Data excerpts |
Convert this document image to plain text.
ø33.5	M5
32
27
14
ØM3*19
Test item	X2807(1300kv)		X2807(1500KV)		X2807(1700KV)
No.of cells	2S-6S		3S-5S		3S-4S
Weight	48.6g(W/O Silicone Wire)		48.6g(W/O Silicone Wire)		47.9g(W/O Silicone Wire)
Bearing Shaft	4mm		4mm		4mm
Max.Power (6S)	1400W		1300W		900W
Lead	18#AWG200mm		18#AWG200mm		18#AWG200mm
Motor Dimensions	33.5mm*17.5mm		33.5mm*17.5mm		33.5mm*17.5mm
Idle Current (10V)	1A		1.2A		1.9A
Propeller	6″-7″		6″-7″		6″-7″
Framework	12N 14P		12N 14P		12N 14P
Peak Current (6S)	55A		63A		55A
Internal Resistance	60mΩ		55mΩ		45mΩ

Prompt | Exactly what appears above must be set down again in full.

Expected answer |
Convert this document image to plain text.
ø33.5	M5
32
27
14
ØM3*19
Test item	X2807(1300kv)		X2807(1500KV)		X2807(1700KV)
No.of cells	2S-6S		3S-5S		3S-4S
Weight	48.6g(W/O Silicone Wire)		48.6g(W/O Silicone Wire)		47.9g(W/O Silicone Wire)
Bearing Shaft	4mm		4mm		4mm
Max.Power (6S)	1400W		1300W		900W
Lead	18#AWG200mm		18#AWG200mm		18#AWG200mm
Motor Dimensions	33.5mm*17.5mm		33.5mm*17.5mm		33.5mm*17.5mm
Idle Current (10V)	1A		1.2A		1.9A
Propeller	6″-7″		6″-7″		6″-7″
Framework	12N 14P		12N 14P		12N 14P
Peak Current (6S)	55A		63A		55A
Internal Resistance	60mΩ		55mΩ		45mΩ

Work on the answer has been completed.